Stated problem
Gather all lines with "ylabel" from the records.

Entries
**********

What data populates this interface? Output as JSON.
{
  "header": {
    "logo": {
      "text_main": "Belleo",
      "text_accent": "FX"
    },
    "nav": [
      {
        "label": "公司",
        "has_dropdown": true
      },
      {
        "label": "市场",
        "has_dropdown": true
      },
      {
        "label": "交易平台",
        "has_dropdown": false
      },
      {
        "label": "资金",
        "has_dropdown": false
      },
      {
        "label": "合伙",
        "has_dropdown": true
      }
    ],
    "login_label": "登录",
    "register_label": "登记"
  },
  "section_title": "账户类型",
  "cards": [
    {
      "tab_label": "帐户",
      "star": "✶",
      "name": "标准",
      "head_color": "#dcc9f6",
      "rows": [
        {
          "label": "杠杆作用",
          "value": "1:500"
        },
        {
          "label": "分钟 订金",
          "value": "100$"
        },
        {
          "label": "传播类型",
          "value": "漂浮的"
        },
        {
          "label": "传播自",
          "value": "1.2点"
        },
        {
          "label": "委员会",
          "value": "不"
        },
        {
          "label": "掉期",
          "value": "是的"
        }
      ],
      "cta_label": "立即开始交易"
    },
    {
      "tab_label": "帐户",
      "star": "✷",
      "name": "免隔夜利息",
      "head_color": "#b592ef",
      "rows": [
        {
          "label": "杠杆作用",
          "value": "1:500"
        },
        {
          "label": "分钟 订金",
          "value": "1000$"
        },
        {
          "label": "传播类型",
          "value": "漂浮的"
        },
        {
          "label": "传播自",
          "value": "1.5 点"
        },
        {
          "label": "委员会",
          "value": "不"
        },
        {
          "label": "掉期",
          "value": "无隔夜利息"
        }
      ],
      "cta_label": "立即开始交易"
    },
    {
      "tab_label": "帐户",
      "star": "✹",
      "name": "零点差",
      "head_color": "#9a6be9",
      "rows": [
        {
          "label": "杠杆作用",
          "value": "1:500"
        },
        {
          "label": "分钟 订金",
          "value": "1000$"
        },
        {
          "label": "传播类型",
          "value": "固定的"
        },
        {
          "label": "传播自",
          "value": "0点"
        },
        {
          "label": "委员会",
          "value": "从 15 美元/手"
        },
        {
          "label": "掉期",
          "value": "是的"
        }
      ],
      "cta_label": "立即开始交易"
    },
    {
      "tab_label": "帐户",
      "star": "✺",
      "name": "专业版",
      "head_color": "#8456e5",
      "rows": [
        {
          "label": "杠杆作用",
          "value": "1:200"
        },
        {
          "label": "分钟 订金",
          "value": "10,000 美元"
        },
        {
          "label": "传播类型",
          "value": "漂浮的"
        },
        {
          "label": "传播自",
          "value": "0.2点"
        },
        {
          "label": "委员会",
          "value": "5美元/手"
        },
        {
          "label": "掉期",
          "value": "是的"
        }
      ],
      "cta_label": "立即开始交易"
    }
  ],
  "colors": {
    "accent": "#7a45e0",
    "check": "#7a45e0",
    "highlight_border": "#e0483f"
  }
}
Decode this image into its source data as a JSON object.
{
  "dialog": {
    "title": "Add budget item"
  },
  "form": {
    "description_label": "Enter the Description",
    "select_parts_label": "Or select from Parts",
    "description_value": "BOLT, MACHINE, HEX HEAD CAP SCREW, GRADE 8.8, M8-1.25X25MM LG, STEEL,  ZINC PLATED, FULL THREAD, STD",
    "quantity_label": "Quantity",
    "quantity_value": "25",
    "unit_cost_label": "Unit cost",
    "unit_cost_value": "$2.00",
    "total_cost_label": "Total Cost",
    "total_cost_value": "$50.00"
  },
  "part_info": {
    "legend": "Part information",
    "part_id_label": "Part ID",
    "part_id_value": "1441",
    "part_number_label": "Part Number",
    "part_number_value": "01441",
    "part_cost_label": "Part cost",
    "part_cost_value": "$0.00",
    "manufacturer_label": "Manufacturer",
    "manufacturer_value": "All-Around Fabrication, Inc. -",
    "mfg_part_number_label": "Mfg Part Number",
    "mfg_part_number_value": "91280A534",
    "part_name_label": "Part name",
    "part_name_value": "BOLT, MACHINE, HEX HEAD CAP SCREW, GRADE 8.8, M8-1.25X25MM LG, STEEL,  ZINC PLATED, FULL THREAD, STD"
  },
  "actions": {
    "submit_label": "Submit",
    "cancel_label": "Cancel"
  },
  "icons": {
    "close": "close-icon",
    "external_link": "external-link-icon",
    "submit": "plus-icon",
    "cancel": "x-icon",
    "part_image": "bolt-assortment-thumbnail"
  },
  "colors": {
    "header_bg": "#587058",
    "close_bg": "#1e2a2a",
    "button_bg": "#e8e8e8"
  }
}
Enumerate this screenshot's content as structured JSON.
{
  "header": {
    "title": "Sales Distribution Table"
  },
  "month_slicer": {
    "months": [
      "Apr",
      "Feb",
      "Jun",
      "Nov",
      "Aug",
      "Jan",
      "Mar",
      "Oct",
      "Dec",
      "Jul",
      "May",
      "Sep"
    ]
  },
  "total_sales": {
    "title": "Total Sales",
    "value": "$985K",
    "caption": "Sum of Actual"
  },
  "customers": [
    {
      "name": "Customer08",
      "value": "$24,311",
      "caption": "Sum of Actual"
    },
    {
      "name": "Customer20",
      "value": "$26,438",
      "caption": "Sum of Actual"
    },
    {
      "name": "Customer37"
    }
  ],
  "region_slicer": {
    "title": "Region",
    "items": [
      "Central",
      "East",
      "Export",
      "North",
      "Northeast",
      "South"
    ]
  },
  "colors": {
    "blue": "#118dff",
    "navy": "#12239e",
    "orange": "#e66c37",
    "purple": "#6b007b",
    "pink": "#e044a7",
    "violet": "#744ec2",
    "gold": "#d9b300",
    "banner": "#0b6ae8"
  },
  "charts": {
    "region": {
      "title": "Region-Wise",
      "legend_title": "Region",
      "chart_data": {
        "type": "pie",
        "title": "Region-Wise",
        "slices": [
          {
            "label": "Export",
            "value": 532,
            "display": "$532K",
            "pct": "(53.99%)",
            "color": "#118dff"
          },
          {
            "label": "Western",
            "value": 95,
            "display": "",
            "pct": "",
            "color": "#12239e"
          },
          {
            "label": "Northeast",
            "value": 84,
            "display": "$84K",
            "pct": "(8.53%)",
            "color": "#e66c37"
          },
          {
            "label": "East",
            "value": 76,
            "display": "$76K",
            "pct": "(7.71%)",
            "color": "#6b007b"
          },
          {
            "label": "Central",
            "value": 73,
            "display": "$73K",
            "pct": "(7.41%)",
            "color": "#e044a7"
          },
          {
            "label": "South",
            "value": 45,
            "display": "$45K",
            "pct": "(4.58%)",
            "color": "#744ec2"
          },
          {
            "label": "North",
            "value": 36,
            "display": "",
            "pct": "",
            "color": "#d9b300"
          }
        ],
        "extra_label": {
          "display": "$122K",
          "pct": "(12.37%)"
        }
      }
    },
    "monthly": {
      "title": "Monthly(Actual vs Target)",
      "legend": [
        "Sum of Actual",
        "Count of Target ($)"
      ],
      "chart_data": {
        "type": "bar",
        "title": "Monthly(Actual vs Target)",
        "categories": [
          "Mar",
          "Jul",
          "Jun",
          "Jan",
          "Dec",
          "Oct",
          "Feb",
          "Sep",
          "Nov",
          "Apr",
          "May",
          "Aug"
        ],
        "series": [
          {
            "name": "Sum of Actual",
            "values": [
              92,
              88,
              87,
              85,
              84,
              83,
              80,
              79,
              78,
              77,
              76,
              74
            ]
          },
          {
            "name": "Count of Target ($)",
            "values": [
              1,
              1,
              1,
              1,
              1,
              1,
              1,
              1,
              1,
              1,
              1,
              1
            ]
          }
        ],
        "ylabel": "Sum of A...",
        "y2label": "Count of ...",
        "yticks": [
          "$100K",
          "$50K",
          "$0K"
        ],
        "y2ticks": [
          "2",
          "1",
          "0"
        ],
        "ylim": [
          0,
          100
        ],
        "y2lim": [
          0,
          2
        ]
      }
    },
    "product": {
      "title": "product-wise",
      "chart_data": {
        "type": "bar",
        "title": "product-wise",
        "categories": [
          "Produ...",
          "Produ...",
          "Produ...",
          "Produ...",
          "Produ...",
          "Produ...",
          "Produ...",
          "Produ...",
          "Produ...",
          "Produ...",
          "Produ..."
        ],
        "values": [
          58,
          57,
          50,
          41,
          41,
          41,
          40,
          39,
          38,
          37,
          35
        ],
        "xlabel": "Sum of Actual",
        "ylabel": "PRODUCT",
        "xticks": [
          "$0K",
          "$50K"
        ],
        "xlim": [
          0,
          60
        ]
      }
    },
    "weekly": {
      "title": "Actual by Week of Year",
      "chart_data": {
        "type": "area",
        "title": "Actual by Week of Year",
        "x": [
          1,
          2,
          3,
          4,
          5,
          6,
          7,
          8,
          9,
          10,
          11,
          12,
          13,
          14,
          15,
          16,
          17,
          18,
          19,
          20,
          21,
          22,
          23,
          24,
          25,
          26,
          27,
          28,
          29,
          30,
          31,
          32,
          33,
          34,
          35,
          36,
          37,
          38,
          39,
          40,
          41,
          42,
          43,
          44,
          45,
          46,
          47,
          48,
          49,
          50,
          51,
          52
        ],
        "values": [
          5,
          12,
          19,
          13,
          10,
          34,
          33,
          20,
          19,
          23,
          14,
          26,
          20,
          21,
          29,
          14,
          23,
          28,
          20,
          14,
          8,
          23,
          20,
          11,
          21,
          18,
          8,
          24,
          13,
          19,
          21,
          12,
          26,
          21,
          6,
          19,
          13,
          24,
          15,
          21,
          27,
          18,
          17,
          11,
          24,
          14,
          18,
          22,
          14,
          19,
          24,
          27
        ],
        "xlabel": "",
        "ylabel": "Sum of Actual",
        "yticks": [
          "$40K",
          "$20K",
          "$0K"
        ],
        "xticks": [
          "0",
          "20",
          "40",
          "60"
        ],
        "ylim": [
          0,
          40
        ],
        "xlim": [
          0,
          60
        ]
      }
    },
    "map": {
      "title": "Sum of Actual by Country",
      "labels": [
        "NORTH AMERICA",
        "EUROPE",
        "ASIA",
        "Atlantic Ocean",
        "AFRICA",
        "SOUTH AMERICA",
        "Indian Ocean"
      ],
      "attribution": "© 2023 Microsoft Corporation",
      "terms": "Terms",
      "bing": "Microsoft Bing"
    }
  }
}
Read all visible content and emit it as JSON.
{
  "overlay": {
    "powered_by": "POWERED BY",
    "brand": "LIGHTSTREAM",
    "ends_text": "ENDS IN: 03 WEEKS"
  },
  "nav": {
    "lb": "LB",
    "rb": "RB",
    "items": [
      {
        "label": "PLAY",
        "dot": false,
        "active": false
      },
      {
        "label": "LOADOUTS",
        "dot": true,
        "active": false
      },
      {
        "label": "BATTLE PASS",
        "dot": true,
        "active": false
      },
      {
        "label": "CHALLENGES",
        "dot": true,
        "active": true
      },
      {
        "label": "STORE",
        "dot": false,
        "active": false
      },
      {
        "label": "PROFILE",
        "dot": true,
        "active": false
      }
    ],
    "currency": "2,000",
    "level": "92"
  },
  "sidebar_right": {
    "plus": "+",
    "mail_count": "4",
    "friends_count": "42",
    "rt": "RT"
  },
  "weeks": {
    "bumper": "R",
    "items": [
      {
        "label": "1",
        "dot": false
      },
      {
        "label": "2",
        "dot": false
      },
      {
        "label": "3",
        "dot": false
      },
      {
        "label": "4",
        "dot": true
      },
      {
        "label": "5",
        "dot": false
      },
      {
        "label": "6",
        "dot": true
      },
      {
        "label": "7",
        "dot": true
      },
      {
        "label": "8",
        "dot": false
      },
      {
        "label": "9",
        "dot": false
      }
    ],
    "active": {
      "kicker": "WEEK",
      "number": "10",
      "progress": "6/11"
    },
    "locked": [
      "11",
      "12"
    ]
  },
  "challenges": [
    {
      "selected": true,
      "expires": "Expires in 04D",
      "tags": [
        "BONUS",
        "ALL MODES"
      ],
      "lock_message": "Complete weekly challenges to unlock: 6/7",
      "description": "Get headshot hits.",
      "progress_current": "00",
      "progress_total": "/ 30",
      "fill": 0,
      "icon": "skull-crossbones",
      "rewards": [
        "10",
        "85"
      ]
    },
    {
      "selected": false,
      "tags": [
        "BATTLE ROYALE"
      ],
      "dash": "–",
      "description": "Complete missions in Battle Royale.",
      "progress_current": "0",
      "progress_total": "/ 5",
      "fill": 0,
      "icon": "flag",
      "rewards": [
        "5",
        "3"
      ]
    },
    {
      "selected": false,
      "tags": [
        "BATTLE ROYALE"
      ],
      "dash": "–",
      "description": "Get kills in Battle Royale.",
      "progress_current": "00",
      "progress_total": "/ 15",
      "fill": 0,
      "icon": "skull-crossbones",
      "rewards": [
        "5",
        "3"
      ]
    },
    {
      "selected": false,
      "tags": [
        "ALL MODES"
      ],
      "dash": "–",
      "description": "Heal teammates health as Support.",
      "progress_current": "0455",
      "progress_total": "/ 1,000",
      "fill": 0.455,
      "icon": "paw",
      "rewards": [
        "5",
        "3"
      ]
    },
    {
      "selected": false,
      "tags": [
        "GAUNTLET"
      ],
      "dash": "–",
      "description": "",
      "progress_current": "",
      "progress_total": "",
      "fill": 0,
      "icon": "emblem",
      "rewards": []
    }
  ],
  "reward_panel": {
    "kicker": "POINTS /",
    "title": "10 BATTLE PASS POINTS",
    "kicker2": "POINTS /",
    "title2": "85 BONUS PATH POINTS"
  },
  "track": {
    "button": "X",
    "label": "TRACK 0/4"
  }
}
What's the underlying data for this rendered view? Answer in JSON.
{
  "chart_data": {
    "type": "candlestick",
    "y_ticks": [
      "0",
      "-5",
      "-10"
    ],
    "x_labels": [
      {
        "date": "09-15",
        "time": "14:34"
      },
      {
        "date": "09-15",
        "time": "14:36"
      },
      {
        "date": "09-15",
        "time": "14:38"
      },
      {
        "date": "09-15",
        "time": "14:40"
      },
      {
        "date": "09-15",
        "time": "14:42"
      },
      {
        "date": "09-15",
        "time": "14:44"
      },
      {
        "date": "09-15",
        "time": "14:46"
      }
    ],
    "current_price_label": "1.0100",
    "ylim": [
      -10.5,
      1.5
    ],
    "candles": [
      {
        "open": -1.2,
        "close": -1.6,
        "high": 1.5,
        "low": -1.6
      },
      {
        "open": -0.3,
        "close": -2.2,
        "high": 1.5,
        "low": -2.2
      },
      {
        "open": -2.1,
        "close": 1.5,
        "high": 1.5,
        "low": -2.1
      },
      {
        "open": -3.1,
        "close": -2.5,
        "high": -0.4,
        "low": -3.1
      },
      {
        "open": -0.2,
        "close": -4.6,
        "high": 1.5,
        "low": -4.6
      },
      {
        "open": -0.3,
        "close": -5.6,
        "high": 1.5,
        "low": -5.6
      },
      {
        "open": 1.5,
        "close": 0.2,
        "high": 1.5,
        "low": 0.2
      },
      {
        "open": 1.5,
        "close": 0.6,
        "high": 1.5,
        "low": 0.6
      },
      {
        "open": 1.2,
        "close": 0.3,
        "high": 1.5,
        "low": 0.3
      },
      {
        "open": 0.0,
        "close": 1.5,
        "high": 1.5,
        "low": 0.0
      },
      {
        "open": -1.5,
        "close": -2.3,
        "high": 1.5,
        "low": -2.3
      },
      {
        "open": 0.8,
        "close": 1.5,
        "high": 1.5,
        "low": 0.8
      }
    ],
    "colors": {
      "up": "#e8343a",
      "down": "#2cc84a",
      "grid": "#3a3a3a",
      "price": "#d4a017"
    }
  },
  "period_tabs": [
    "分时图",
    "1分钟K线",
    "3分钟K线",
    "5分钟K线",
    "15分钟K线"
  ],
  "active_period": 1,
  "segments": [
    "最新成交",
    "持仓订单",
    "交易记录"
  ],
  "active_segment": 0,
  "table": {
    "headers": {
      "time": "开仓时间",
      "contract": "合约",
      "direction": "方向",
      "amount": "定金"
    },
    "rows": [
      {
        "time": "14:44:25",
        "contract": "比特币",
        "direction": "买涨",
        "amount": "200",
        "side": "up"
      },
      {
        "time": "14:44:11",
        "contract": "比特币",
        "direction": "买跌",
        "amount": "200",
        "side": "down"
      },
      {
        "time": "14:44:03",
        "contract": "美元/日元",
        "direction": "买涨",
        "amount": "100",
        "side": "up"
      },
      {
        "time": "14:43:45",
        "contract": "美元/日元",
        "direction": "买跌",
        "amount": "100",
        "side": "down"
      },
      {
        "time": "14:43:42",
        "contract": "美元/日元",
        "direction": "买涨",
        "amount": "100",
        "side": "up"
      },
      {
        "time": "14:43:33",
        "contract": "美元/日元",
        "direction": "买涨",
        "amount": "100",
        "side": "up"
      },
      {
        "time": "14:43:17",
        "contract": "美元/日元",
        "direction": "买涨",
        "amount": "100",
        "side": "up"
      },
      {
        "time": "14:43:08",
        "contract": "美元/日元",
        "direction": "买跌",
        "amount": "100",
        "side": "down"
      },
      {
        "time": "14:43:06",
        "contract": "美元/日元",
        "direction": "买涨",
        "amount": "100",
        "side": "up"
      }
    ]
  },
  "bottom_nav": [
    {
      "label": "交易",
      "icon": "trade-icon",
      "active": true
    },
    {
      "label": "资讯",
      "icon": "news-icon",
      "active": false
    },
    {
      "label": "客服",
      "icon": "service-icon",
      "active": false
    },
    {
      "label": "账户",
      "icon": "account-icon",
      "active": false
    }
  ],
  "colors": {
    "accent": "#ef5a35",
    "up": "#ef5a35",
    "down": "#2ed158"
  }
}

**********

Complete answer
        "ylabel": "Sum of A...",
        "ylabel": "PRODUCT",
        "ylabel": "Sum of Actual",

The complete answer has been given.